— START OF Exercise materials —

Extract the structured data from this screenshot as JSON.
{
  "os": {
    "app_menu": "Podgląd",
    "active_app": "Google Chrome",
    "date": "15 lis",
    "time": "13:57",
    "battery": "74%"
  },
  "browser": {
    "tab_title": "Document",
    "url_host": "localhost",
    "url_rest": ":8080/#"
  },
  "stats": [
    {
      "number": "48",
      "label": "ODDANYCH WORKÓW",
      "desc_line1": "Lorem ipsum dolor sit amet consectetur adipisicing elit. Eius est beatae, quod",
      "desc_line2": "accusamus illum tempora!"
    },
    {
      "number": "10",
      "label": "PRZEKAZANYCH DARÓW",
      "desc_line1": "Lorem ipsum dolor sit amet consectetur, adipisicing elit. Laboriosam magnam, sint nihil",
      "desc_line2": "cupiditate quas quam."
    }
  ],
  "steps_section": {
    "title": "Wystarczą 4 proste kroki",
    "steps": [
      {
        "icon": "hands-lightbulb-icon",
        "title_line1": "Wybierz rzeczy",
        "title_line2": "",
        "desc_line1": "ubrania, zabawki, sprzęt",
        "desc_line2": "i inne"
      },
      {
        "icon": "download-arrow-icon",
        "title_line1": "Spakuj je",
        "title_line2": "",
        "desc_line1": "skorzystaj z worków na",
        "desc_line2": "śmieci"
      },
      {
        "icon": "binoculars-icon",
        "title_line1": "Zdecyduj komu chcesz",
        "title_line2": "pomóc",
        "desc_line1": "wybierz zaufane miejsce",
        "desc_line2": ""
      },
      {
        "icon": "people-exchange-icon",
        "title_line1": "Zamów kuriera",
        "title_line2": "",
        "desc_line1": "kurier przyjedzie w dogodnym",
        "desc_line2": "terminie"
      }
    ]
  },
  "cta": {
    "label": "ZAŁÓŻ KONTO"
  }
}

— END OF Exercise materials —

* Problem requirements
Every line above should be printed again exactly as it stands.

* Answer
Extract the structured data from this screenshot as JSON.
{
  "os": {
    "app_menu": "Podgląd",
    "active_app": "Google Chrome",
    "date": "15 lis",
    "time": "13:57",
    "battery": "74%"
  },
  "browser": {
    "tab_title": "Document",
    "url_host": "localhost",
    "url_rest": ":8080/#"
  },
  "stats": [
    {
      "number": "48",
      "label": "ODDANYCH WORKÓW",
      "desc_line1": "Lorem ipsum dolor sit amet consectetur adipisicing elit. Eius est beatae, quod",
      "desc_line2": "accusamus illum tempora!"
    },
    {
      "number": "10",
      "label": "PRZEKAZANYCH DARÓW",
      "desc_line1": "Lorem ipsum dolor sit amet consectetur, adipisicing elit. Laboriosam magnam, sint nihil",
      "desc_line2": "cupiditate quas quam."
    }
  ],
  "steps_section": {
    "title": "Wystarczą 4 proste kroki",
    "steps": [
      {
        "icon": "hands-lightbulb-icon",
        "title_line1": "Wybierz rzeczy",
        "title_line2": "",
        "desc_line1": "ubrania, zabawki, sprzęt",
        "desc_line2": "i inne"
      },
      {
        "icon": "download-arrow-icon",
        "title_line1": "Spakuj je",
        "title_line2": "",
        "desc_line1": "skorzystaj z worków na",
        "desc_line2": "śmieci"
      },
      {
        "icon": "binoculars-icon",
        "title_line1": "Zdecyduj komu chcesz",
        "title_line2": "pomóc",
        "desc_line1": "wybierz zaufane miejsce",
        "desc_line2": ""
      },
      {
        "icon": "people-exchange-icon",
        "title_line1": "Zamów kuriera",
        "title_line2": "",
        "desc_line1": "kurier przyjedzie w dogodnym",
        "desc_line2": "terminie"
      }
    ]
  },
  "cta": {
    "label": "ZAŁÓŻ KONTO"
  }
}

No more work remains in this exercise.